##### RECORDS FOR THE TASK #####
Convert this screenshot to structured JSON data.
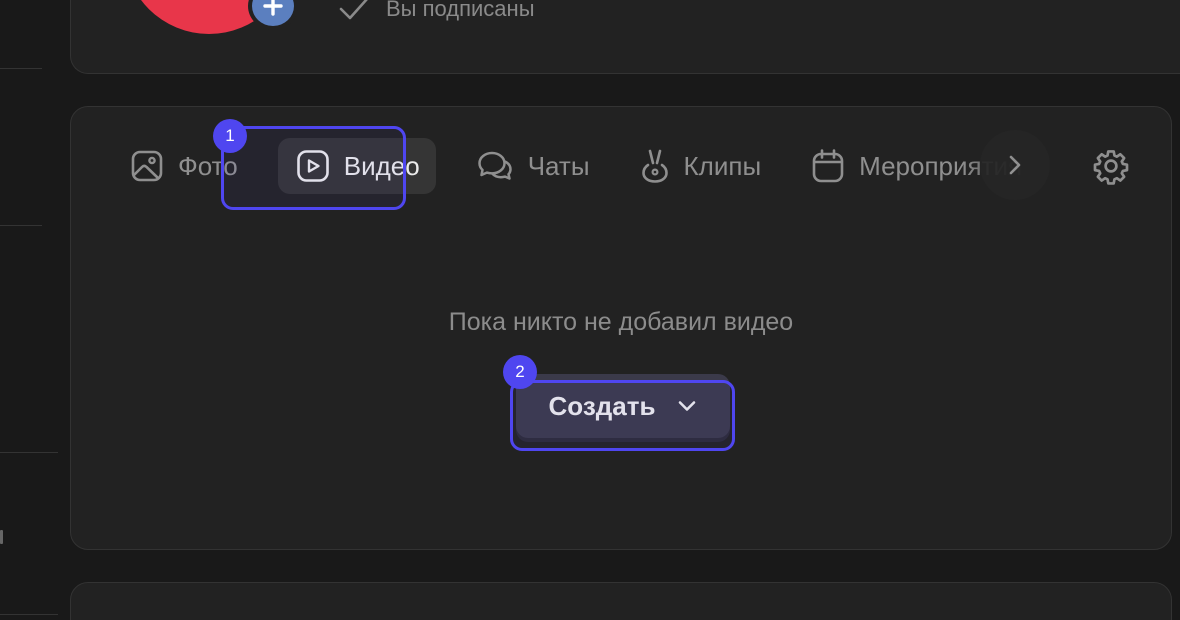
{
  "profile": {
    "subscribed_label": "Вы подписаны",
    "avatar_color": "#e8364a",
    "add_button_color": "#5b7fbf"
  },
  "tabs": [
    {
      "label": "Фото",
      "icon": "image-icon",
      "active": false
    },
    {
      "label": "Видео",
      "icon": "play-icon",
      "active": true
    },
    {
      "label": "Чаты",
      "icon": "chat-icon",
      "active": false
    },
    {
      "label": "Клипы",
      "icon": "clips-icon",
      "active": false
    },
    {
      "label": "Мероприятия",
      "icon": "calendar-icon",
      "active": false
    }
  ],
  "main": {
    "empty_text": "Пока никто не добавил видео",
    "create_label": "Создать"
  },
  "annotations": [
    {
      "label": "1",
      "target": "tab-video"
    },
    {
      "label": "2",
      "target": "create-button"
    }
  ],
  "colors": {
    "background": "#191919",
    "card": "#222222",
    "accent": "#4f46f0",
    "create_button": "#3b3a4a"
  }
}
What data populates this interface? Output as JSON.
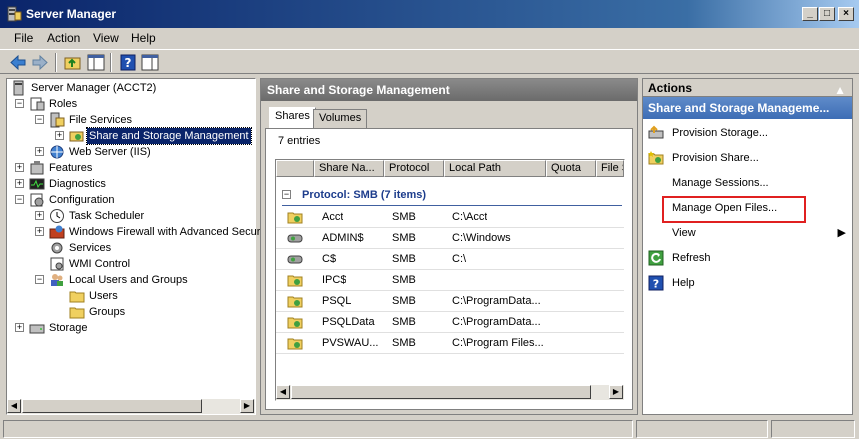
{
  "window": {
    "title": "Server Manager"
  },
  "menu": {
    "file": "File",
    "action": "Action",
    "view": "View",
    "help": "Help"
  },
  "tree": {
    "items": [
      {
        "label": "Server Manager (ACCT2)"
      },
      {
        "label": "Roles"
      },
      {
        "label": "File Services"
      },
      {
        "label": "Share and Storage Management"
      },
      {
        "label": "Web Server (IIS)"
      },
      {
        "label": "Features"
      },
      {
        "label": "Diagnostics"
      },
      {
        "label": "Configuration"
      },
      {
        "label": "Task Scheduler"
      },
      {
        "label": "Windows Firewall with Advanced Secur"
      },
      {
        "label": "Services"
      },
      {
        "label": "WMI Control"
      },
      {
        "label": "Local Users and Groups"
      },
      {
        "label": "Users"
      },
      {
        "label": "Groups"
      },
      {
        "label": "Storage"
      }
    ]
  },
  "center": {
    "header": "Share and Storage Management",
    "tabs": [
      "Shares",
      "Volumes"
    ],
    "entries": "7 entries",
    "columns": [
      "Share Na...",
      "Protocol",
      "Local Path",
      "Quota",
      "File S"
    ],
    "group": "Protocol: SMB (7 items)",
    "rows": [
      {
        "name": "Acct",
        "protocol": "SMB",
        "path": "C:\\Acct"
      },
      {
        "name": "ADMIN$",
        "protocol": "SMB",
        "path": "C:\\Windows"
      },
      {
        "name": "C$",
        "protocol": "SMB",
        "path": "C:\\"
      },
      {
        "name": "IPC$",
        "protocol": "SMB",
        "path": ""
      },
      {
        "name": "PSQL",
        "protocol": "SMB",
        "path": "C:\\ProgramData..."
      },
      {
        "name": "PSQLData",
        "protocol": "SMB",
        "path": "C:\\ProgramData..."
      },
      {
        "name": "PVSWAU...",
        "protocol": "SMB",
        "path": "C:\\Program Files..."
      }
    ]
  },
  "actions": {
    "title": "Actions",
    "section": "Share and Storage Manageme...",
    "items": [
      {
        "label": "Provision Storage..."
      },
      {
        "label": "Provision Share..."
      },
      {
        "label": "Manage Sessions..."
      },
      {
        "label": "Manage Open Files..."
      },
      {
        "label": "View"
      },
      {
        "label": "Refresh"
      },
      {
        "label": "Help"
      }
    ],
    "highlight_color": "#e02020"
  }
}
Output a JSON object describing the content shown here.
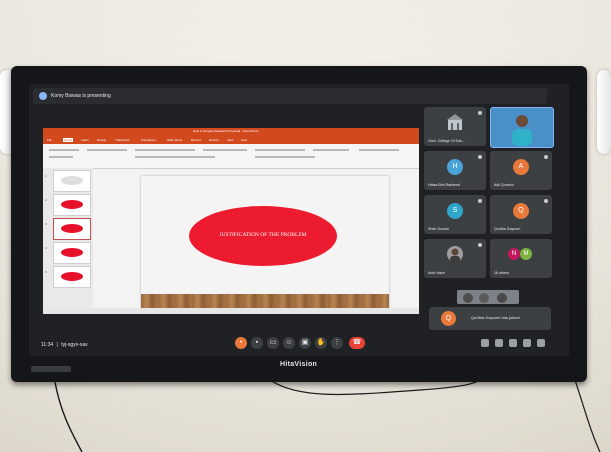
{
  "meeting": {
    "presenting": "Komy Biswas is presenting",
    "clock": "11:34",
    "code": "tyj-sgyv-xav"
  },
  "ppt": {
    "title": "How to Prepare Research Proposal - PowerPoint",
    "tabs": [
      "File",
      "Home",
      "Insert",
      "Design",
      "Transitions",
      "Animations",
      "Slide Show",
      "Record",
      "Review",
      "View",
      "Help"
    ],
    "slide_text": "JUSTIFICATION OF THE PROBLEM",
    "thumb_numbers": [
      "1",
      "2",
      "3",
      "4",
      "5"
    ]
  },
  "participants": [
    {
      "initial": "",
      "name": "Govt. College Of Edu...",
      "color": "#3c4043"
    },
    {
      "initial": "",
      "name": "",
      "color": "#4a90c8"
    },
    {
      "initial": "H",
      "name": "Hafsa Bint Rasheed",
      "color": "#4aa3d8"
    },
    {
      "initial": "A",
      "name": "Adil Qureshi",
      "color": "#e8793b"
    },
    {
      "initial": "S",
      "name": "Shah Gousia",
      "color": "#2ea6c9"
    },
    {
      "initial": "Q",
      "name": "Qurtiba Gayoom",
      "color": "#e8793b"
    },
    {
      "initial": "",
      "name": "Amir Nazir",
      "color": "#3c4043"
    },
    {
      "initial": "N",
      "name": "18 others",
      "color": "#7cb342"
    }
  ],
  "notification": {
    "initial": "Q",
    "text": "Qurtiba Gayoom has joined"
  },
  "tv_brand": "HitaVision",
  "colors": {
    "ppt_accent": "#d2491e",
    "oval": "#ed1b2f",
    "end_call": "#ea4335",
    "meet_bg": "#202124"
  }
}
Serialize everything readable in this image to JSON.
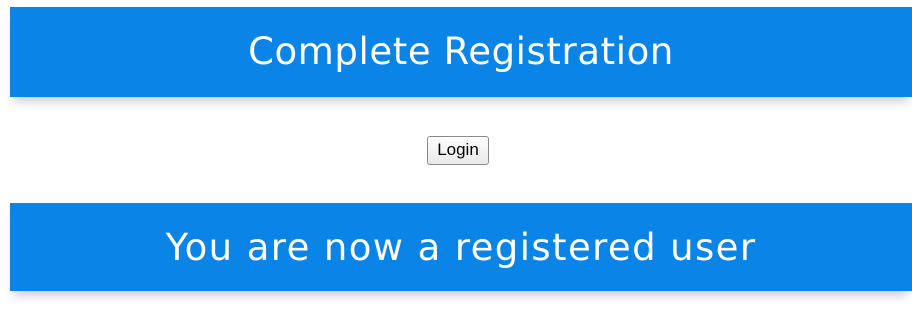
{
  "header": {
    "title": "Complete Registration"
  },
  "actions": {
    "login_label": "Login"
  },
  "status": {
    "message": "You are now a registered user"
  },
  "colors": {
    "banner": "#0a84e6",
    "banner_text": "#ffffff",
    "background": "#ffffff"
  }
}
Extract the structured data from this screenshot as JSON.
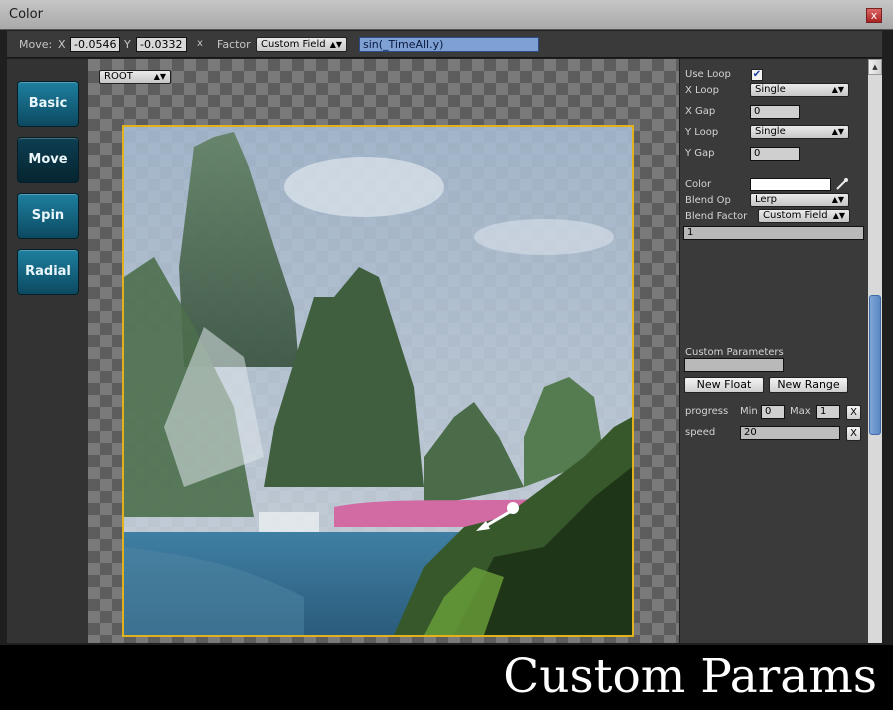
{
  "window": {
    "title": "Color",
    "close": "x"
  },
  "toolbar": {
    "move_label": "Move:",
    "x_label": "X",
    "x_value": "-0.0546",
    "y_label": "Y",
    "y_value": "-0.0332",
    "clear": "x",
    "factor_label": "Factor",
    "factor_value": "Custom Field",
    "formula": "sin(_TimeAll.y)"
  },
  "sidebar": {
    "items": [
      {
        "label": "Basic"
      },
      {
        "label": "Move"
      },
      {
        "label": "Spin"
      },
      {
        "label": "Radial"
      }
    ],
    "active": "Move"
  },
  "viewport": {
    "root": "ROOT"
  },
  "props": {
    "use_loop_label": "Use Loop",
    "use_loop_checked": "✔",
    "x_loop_label": "X Loop",
    "x_loop_value": "Single",
    "x_gap_label": "X Gap",
    "x_gap_value": "0",
    "y_loop_label": "Y Loop",
    "y_loop_value": "Single",
    "y_gap_label": "Y Gap",
    "y_gap_value": "0",
    "color_label": "Color",
    "color_value": "#ffffff",
    "blend_op_label": "Blend Op",
    "blend_op_value": "Lerp",
    "blend_factor_label": "Blend Factor",
    "blend_factor_value": "Custom Field",
    "blend_factor_field": "1"
  },
  "custom": {
    "title": "Custom Parameters",
    "name_value": "",
    "new_float": "New Float",
    "new_range": "New Range",
    "params": [
      {
        "name": "progress",
        "min_label": "Min",
        "min": "0",
        "max_label": "Max",
        "max": "1",
        "remove": "X"
      },
      {
        "name": "speed",
        "value": "20",
        "remove": "X"
      }
    ]
  },
  "caption": "Custom Params",
  "icons": {
    "dropdown": "chevron-updown-icon",
    "eyedropper": "eyedropper-icon",
    "check": "checkmark-icon"
  },
  "colors": {
    "accent_button": "#1e7f9f",
    "frame": "#e2b11e",
    "formula_highlight": "#7ea0d2"
  }
}
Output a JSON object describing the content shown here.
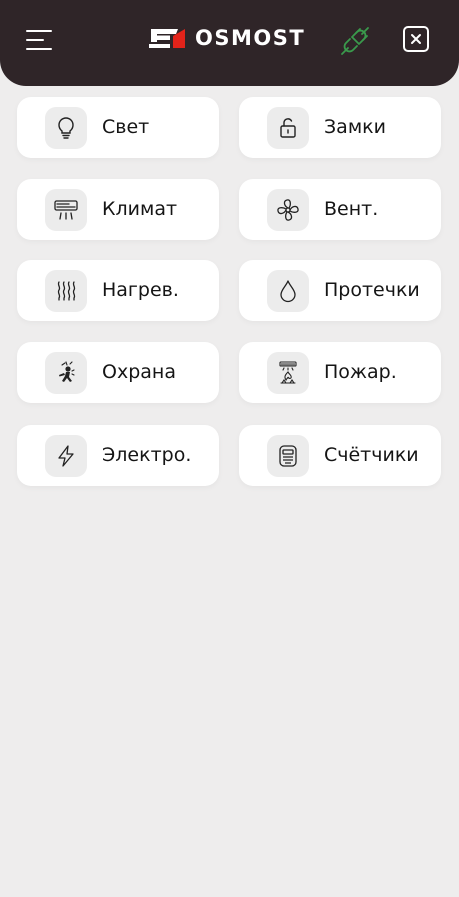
{
  "header": {
    "brand": "OSMOST",
    "colors": {
      "bar": "#2f2528",
      "logo_accent": "#e2231a",
      "plug": "#3a9a4c"
    }
  },
  "tiles": [
    {
      "label": "Свет",
      "icon": "lightbulb-icon"
    },
    {
      "label": "Замки",
      "icon": "lock-icon"
    },
    {
      "label": "Климат",
      "icon": "air-conditioner-icon"
    },
    {
      "label": "Вент.",
      "icon": "fan-icon"
    },
    {
      "label": "Нагрев.",
      "icon": "heat-waves-icon"
    },
    {
      "label": "Протечки",
      "icon": "water-drop-icon"
    },
    {
      "label": "Охрана",
      "icon": "intruder-icon"
    },
    {
      "label": "Пожар.",
      "icon": "fire-alarm-icon"
    },
    {
      "label": "Электро.",
      "icon": "lightning-icon"
    },
    {
      "label": "Счётчики",
      "icon": "meter-icon"
    }
  ]
}
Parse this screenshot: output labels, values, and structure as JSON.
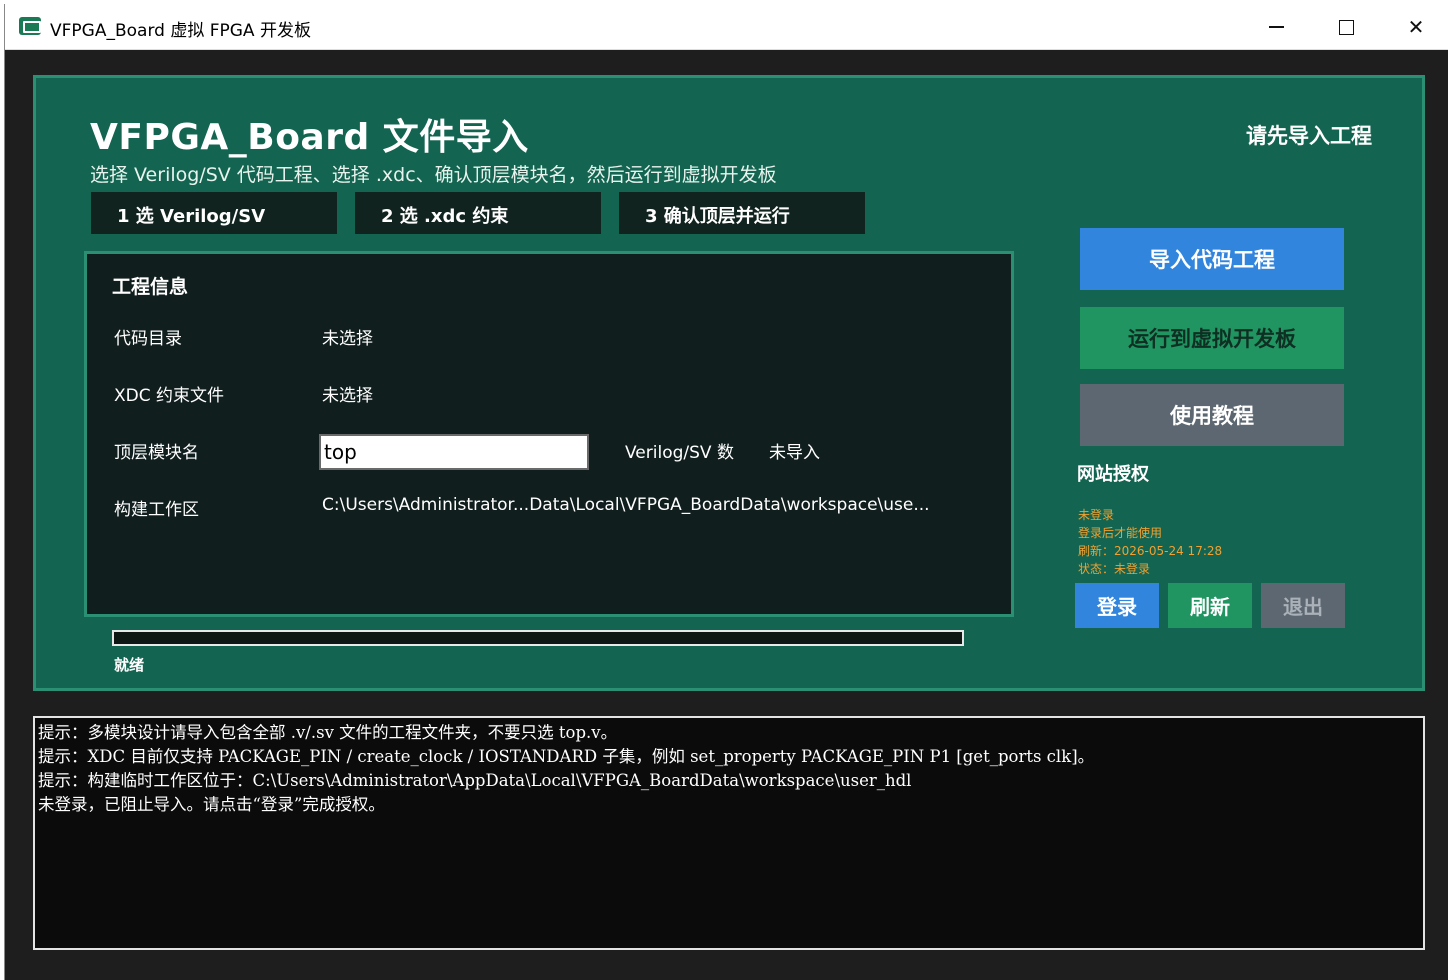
#####
STATED TASK.
Single out each line of the records above with the string "Management" in it, and copy it.

REPLY.
        "label": "Share and Storage Management"
    "header": "Share and Storage Management",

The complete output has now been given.